**TASK DATA**
* * * * *

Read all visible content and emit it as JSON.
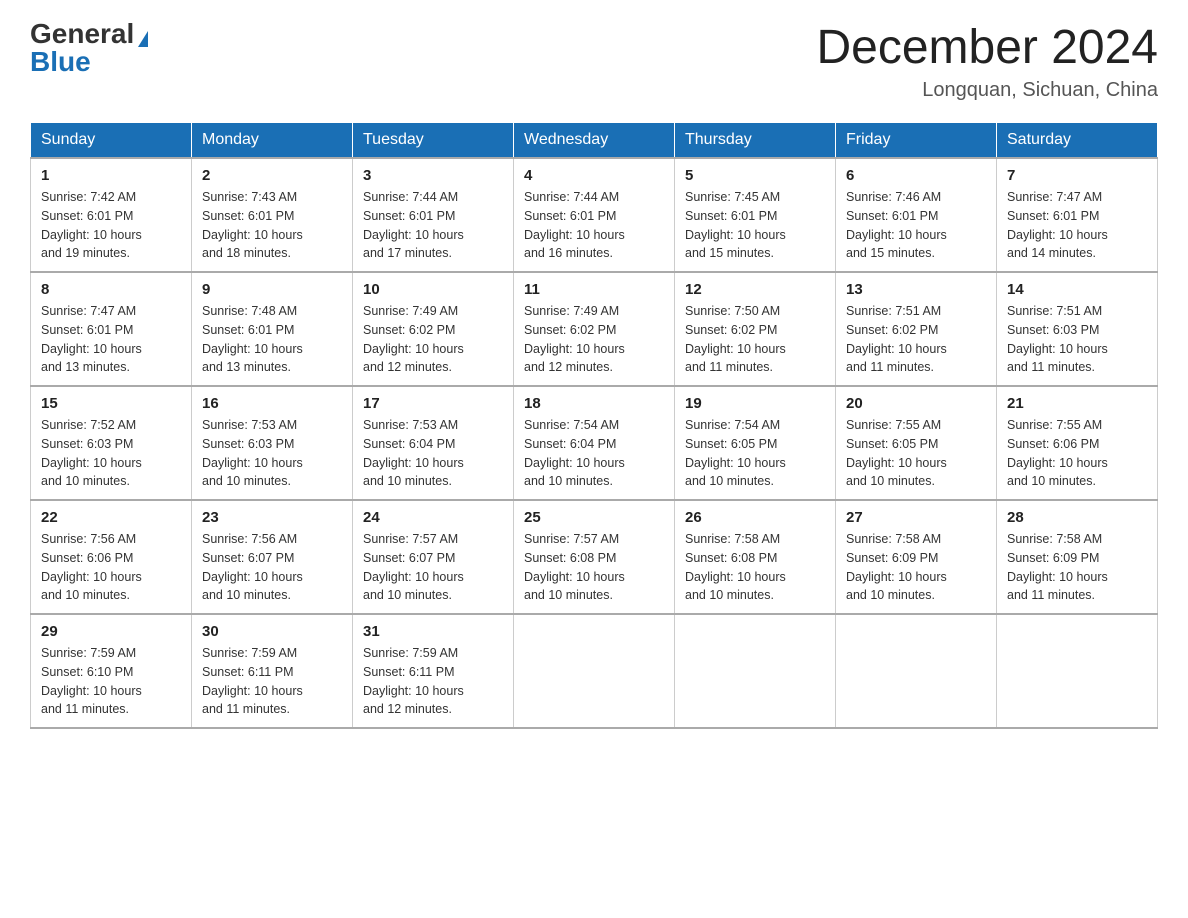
{
  "header": {
    "logo_general": "General",
    "logo_blue": "Blue",
    "month_title": "December 2024",
    "location": "Longquan, Sichuan, China"
  },
  "weekdays": [
    "Sunday",
    "Monday",
    "Tuesday",
    "Wednesday",
    "Thursday",
    "Friday",
    "Saturday"
  ],
  "weeks": [
    [
      {
        "day": "1",
        "sunrise": "7:42 AM",
        "sunset": "6:01 PM",
        "daylight": "10 hours and 19 minutes."
      },
      {
        "day": "2",
        "sunrise": "7:43 AM",
        "sunset": "6:01 PM",
        "daylight": "10 hours and 18 minutes."
      },
      {
        "day": "3",
        "sunrise": "7:44 AM",
        "sunset": "6:01 PM",
        "daylight": "10 hours and 17 minutes."
      },
      {
        "day": "4",
        "sunrise": "7:44 AM",
        "sunset": "6:01 PM",
        "daylight": "10 hours and 16 minutes."
      },
      {
        "day": "5",
        "sunrise": "7:45 AM",
        "sunset": "6:01 PM",
        "daylight": "10 hours and 15 minutes."
      },
      {
        "day": "6",
        "sunrise": "7:46 AM",
        "sunset": "6:01 PM",
        "daylight": "10 hours and 15 minutes."
      },
      {
        "day": "7",
        "sunrise": "7:47 AM",
        "sunset": "6:01 PM",
        "daylight": "10 hours and 14 minutes."
      }
    ],
    [
      {
        "day": "8",
        "sunrise": "7:47 AM",
        "sunset": "6:01 PM",
        "daylight": "10 hours and 13 minutes."
      },
      {
        "day": "9",
        "sunrise": "7:48 AM",
        "sunset": "6:01 PM",
        "daylight": "10 hours and 13 minutes."
      },
      {
        "day": "10",
        "sunrise": "7:49 AM",
        "sunset": "6:02 PM",
        "daylight": "10 hours and 12 minutes."
      },
      {
        "day": "11",
        "sunrise": "7:49 AM",
        "sunset": "6:02 PM",
        "daylight": "10 hours and 12 minutes."
      },
      {
        "day": "12",
        "sunrise": "7:50 AM",
        "sunset": "6:02 PM",
        "daylight": "10 hours and 11 minutes."
      },
      {
        "day": "13",
        "sunrise": "7:51 AM",
        "sunset": "6:02 PM",
        "daylight": "10 hours and 11 minutes."
      },
      {
        "day": "14",
        "sunrise": "7:51 AM",
        "sunset": "6:03 PM",
        "daylight": "10 hours and 11 minutes."
      }
    ],
    [
      {
        "day": "15",
        "sunrise": "7:52 AM",
        "sunset": "6:03 PM",
        "daylight": "10 hours and 10 minutes."
      },
      {
        "day": "16",
        "sunrise": "7:53 AM",
        "sunset": "6:03 PM",
        "daylight": "10 hours and 10 minutes."
      },
      {
        "day": "17",
        "sunrise": "7:53 AM",
        "sunset": "6:04 PM",
        "daylight": "10 hours and 10 minutes."
      },
      {
        "day": "18",
        "sunrise": "7:54 AM",
        "sunset": "6:04 PM",
        "daylight": "10 hours and 10 minutes."
      },
      {
        "day": "19",
        "sunrise": "7:54 AM",
        "sunset": "6:05 PM",
        "daylight": "10 hours and 10 minutes."
      },
      {
        "day": "20",
        "sunrise": "7:55 AM",
        "sunset": "6:05 PM",
        "daylight": "10 hours and 10 minutes."
      },
      {
        "day": "21",
        "sunrise": "7:55 AM",
        "sunset": "6:06 PM",
        "daylight": "10 hours and 10 minutes."
      }
    ],
    [
      {
        "day": "22",
        "sunrise": "7:56 AM",
        "sunset": "6:06 PM",
        "daylight": "10 hours and 10 minutes."
      },
      {
        "day": "23",
        "sunrise": "7:56 AM",
        "sunset": "6:07 PM",
        "daylight": "10 hours and 10 minutes."
      },
      {
        "day": "24",
        "sunrise": "7:57 AM",
        "sunset": "6:07 PM",
        "daylight": "10 hours and 10 minutes."
      },
      {
        "day": "25",
        "sunrise": "7:57 AM",
        "sunset": "6:08 PM",
        "daylight": "10 hours and 10 minutes."
      },
      {
        "day": "26",
        "sunrise": "7:58 AM",
        "sunset": "6:08 PM",
        "daylight": "10 hours and 10 minutes."
      },
      {
        "day": "27",
        "sunrise": "7:58 AM",
        "sunset": "6:09 PM",
        "daylight": "10 hours and 10 minutes."
      },
      {
        "day": "28",
        "sunrise": "7:58 AM",
        "sunset": "6:09 PM",
        "daylight": "10 hours and 11 minutes."
      }
    ],
    [
      {
        "day": "29",
        "sunrise": "7:59 AM",
        "sunset": "6:10 PM",
        "daylight": "10 hours and 11 minutes."
      },
      {
        "day": "30",
        "sunrise": "7:59 AM",
        "sunset": "6:11 PM",
        "daylight": "10 hours and 11 minutes."
      },
      {
        "day": "31",
        "sunrise": "7:59 AM",
        "sunset": "6:11 PM",
        "daylight": "10 hours and 12 minutes."
      },
      null,
      null,
      null,
      null
    ]
  ],
  "labels": {
    "sunrise_prefix": "Sunrise: ",
    "sunset_prefix": "Sunset: ",
    "daylight_prefix": "Daylight: "
  }
}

* * * * *

**EXERCISE GOAL**
Repeat every record above exactly, but leave out any pictures.

**ANSWER TO THE TASK**
Read all visible content and emit it as JSON.
{
  "header": {
    "logo_general": "General",
    "logo_blue": "Blue",
    "month_title": "December 2024",
    "location": "Longquan, Sichuan, China"
  },
  "weekdays": [
    "Sunday",
    "Monday",
    "Tuesday",
    "Wednesday",
    "Thursday",
    "Friday",
    "Saturday"
  ],
  "weeks": [
    [
      {
        "day": "1",
        "sunrise": "7:42 AM",
        "sunset": "6:01 PM",
        "daylight": "10 hours and 19 minutes."
      },
      {
        "day": "2",
        "sunrise": "7:43 AM",
        "sunset": "6:01 PM",
        "daylight": "10 hours and 18 minutes."
      },
      {
        "day": "3",
        "sunrise": "7:44 AM",
        "sunset": "6:01 PM",
        "daylight": "10 hours and 17 minutes."
      },
      {
        "day": "4",
        "sunrise": "7:44 AM",
        "sunset": "6:01 PM",
        "daylight": "10 hours and 16 minutes."
      },
      {
        "day": "5",
        "sunrise": "7:45 AM",
        "sunset": "6:01 PM",
        "daylight": "10 hours and 15 minutes."
      },
      {
        "day": "6",
        "sunrise": "7:46 AM",
        "sunset": "6:01 PM",
        "daylight": "10 hours and 15 minutes."
      },
      {
        "day": "7",
        "sunrise": "7:47 AM",
        "sunset": "6:01 PM",
        "daylight": "10 hours and 14 minutes."
      }
    ],
    [
      {
        "day": "8",
        "sunrise": "7:47 AM",
        "sunset": "6:01 PM",
        "daylight": "10 hours and 13 minutes."
      },
      {
        "day": "9",
        "sunrise": "7:48 AM",
        "sunset": "6:01 PM",
        "daylight": "10 hours and 13 minutes."
      },
      {
        "day": "10",
        "sunrise": "7:49 AM",
        "sunset": "6:02 PM",
        "daylight": "10 hours and 12 minutes."
      },
      {
        "day": "11",
        "sunrise": "7:49 AM",
        "sunset": "6:02 PM",
        "daylight": "10 hours and 12 minutes."
      },
      {
        "day": "12",
        "sunrise": "7:50 AM",
        "sunset": "6:02 PM",
        "daylight": "10 hours and 11 minutes."
      },
      {
        "day": "13",
        "sunrise": "7:51 AM",
        "sunset": "6:02 PM",
        "daylight": "10 hours and 11 minutes."
      },
      {
        "day": "14",
        "sunrise": "7:51 AM",
        "sunset": "6:03 PM",
        "daylight": "10 hours and 11 minutes."
      }
    ],
    [
      {
        "day": "15",
        "sunrise": "7:52 AM",
        "sunset": "6:03 PM",
        "daylight": "10 hours and 10 minutes."
      },
      {
        "day": "16",
        "sunrise": "7:53 AM",
        "sunset": "6:03 PM",
        "daylight": "10 hours and 10 minutes."
      },
      {
        "day": "17",
        "sunrise": "7:53 AM",
        "sunset": "6:04 PM",
        "daylight": "10 hours and 10 minutes."
      },
      {
        "day": "18",
        "sunrise": "7:54 AM",
        "sunset": "6:04 PM",
        "daylight": "10 hours and 10 minutes."
      },
      {
        "day": "19",
        "sunrise": "7:54 AM",
        "sunset": "6:05 PM",
        "daylight": "10 hours and 10 minutes."
      },
      {
        "day": "20",
        "sunrise": "7:55 AM",
        "sunset": "6:05 PM",
        "daylight": "10 hours and 10 minutes."
      },
      {
        "day": "21",
        "sunrise": "7:55 AM",
        "sunset": "6:06 PM",
        "daylight": "10 hours and 10 minutes."
      }
    ],
    [
      {
        "day": "22",
        "sunrise": "7:56 AM",
        "sunset": "6:06 PM",
        "daylight": "10 hours and 10 minutes."
      },
      {
        "day": "23",
        "sunrise": "7:56 AM",
        "sunset": "6:07 PM",
        "daylight": "10 hours and 10 minutes."
      },
      {
        "day": "24",
        "sunrise": "7:57 AM",
        "sunset": "6:07 PM",
        "daylight": "10 hours and 10 minutes."
      },
      {
        "day": "25",
        "sunrise": "7:57 AM",
        "sunset": "6:08 PM",
        "daylight": "10 hours and 10 minutes."
      },
      {
        "day": "26",
        "sunrise": "7:58 AM",
        "sunset": "6:08 PM",
        "daylight": "10 hours and 10 minutes."
      },
      {
        "day": "27",
        "sunrise": "7:58 AM",
        "sunset": "6:09 PM",
        "daylight": "10 hours and 10 minutes."
      },
      {
        "day": "28",
        "sunrise": "7:58 AM",
        "sunset": "6:09 PM",
        "daylight": "10 hours and 11 minutes."
      }
    ],
    [
      {
        "day": "29",
        "sunrise": "7:59 AM",
        "sunset": "6:10 PM",
        "daylight": "10 hours and 11 minutes."
      },
      {
        "day": "30",
        "sunrise": "7:59 AM",
        "sunset": "6:11 PM",
        "daylight": "10 hours and 11 minutes."
      },
      {
        "day": "31",
        "sunrise": "7:59 AM",
        "sunset": "6:11 PM",
        "daylight": "10 hours and 12 minutes."
      },
      null,
      null,
      null,
      null
    ]
  ],
  "labels": {
    "sunrise_prefix": "Sunrise: ",
    "sunset_prefix": "Sunset: ",
    "daylight_prefix": "Daylight: "
  }
}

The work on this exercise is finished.